§ **WHAT THE EXERCISE ASKS**
Locate all lines with the word "object" and copy them out.
-- START LISTING --
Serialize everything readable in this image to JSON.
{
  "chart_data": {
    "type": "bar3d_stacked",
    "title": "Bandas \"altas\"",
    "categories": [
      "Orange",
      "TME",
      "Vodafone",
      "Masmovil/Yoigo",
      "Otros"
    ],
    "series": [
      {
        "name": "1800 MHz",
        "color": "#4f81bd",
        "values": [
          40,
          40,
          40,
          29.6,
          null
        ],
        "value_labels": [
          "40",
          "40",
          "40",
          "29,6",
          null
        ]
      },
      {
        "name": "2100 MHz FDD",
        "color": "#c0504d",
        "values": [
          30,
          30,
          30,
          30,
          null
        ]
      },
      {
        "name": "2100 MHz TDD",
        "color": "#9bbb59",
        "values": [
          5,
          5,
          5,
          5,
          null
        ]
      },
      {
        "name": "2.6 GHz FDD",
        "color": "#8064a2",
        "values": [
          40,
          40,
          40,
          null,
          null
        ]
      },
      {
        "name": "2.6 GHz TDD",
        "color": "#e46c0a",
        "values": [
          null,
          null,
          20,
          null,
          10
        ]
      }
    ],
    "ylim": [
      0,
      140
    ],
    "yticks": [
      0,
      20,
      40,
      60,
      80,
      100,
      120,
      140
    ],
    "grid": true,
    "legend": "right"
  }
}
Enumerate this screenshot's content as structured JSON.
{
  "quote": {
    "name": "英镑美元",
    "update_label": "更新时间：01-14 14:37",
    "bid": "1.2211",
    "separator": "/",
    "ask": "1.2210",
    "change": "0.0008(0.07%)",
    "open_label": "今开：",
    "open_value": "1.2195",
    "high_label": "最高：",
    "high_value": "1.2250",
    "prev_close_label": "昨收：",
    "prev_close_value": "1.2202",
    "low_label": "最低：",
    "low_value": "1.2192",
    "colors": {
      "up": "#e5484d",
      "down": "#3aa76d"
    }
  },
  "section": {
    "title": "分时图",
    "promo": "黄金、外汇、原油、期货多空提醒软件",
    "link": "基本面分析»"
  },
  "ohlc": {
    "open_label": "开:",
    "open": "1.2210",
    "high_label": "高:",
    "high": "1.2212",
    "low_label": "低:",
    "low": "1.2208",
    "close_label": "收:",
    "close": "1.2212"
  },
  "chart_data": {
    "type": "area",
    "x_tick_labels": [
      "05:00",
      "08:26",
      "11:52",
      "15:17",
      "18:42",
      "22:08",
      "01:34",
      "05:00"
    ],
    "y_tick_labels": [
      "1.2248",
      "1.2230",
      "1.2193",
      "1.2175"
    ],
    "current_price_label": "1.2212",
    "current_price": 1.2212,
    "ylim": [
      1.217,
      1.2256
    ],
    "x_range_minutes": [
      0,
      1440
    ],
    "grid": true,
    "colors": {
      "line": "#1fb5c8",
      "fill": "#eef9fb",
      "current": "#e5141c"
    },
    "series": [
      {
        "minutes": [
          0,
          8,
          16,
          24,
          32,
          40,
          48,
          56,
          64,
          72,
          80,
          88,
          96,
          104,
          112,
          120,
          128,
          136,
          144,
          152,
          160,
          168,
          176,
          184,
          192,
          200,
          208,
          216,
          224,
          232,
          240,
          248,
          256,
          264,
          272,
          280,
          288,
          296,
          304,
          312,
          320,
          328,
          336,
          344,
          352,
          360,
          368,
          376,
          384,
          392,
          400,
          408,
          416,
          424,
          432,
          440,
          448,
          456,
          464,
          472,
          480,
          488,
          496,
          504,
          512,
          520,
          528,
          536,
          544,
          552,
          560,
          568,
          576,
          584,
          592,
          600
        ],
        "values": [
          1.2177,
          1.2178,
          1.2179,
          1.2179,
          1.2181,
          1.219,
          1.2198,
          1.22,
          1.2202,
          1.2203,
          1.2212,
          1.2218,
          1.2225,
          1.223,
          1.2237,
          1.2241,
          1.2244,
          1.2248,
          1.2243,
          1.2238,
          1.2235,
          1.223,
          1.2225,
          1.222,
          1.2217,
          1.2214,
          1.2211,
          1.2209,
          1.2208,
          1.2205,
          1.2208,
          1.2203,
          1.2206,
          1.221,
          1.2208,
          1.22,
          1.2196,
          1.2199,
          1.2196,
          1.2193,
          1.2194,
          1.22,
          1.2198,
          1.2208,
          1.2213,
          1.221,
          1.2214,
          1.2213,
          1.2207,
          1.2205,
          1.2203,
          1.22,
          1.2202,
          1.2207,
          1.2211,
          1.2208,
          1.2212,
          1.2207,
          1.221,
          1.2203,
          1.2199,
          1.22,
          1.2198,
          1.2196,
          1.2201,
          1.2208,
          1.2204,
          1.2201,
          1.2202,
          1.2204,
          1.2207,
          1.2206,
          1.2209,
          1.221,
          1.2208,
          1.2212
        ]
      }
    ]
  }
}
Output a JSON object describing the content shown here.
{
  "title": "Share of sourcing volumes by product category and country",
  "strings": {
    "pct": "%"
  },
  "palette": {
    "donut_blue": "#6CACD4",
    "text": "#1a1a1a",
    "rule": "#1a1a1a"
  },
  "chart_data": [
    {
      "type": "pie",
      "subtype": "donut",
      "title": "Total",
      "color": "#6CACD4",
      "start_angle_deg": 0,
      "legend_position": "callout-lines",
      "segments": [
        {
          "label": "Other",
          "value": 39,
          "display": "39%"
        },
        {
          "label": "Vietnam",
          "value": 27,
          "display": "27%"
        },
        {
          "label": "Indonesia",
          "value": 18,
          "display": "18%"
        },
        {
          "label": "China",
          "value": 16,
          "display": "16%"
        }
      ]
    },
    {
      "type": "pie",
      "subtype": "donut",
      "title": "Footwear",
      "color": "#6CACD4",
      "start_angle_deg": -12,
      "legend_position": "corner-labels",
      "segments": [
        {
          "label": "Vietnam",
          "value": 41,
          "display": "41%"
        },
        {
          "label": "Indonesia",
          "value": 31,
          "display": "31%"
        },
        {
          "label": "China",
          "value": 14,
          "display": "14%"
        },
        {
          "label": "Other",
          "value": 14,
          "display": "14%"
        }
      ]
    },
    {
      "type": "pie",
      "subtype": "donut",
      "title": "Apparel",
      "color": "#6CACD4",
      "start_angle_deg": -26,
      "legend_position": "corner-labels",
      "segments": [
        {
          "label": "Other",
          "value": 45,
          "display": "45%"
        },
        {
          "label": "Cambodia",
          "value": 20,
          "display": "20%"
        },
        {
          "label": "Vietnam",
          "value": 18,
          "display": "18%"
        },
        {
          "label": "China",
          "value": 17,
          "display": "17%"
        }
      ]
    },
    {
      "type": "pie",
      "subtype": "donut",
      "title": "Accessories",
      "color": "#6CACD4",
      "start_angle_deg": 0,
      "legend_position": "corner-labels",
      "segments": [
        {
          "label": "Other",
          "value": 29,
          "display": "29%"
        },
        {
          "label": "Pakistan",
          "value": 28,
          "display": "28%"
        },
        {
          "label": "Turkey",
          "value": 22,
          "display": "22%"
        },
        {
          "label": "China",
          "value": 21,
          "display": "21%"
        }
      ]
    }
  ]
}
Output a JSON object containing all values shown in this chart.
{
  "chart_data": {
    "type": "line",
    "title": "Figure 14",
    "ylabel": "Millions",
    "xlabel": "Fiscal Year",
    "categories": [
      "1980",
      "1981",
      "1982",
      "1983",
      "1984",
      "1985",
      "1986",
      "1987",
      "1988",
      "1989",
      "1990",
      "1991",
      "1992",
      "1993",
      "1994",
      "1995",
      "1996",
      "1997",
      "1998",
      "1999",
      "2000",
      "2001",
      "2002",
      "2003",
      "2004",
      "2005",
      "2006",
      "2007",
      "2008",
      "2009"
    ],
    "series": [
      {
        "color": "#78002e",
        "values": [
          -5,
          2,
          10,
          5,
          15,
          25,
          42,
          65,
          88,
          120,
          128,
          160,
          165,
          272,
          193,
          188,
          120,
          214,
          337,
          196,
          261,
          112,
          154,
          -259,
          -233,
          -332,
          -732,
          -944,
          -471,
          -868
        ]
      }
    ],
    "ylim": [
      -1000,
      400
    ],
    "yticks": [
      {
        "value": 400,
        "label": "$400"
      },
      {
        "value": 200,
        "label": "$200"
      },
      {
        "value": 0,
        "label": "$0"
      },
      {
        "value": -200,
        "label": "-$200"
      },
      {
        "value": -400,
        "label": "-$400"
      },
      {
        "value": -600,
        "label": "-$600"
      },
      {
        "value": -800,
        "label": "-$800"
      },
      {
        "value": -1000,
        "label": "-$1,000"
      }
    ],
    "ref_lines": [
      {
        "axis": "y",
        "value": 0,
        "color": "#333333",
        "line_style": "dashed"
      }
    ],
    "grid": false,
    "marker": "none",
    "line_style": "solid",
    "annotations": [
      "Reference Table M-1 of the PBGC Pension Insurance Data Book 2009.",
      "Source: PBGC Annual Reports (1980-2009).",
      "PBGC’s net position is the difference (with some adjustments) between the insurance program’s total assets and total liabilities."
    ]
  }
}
-- END LISTING --
§ **FINISHED EXERCISE**
Output a JSON object describing the content shown here.
Output a JSON object containing all values shown in this chart.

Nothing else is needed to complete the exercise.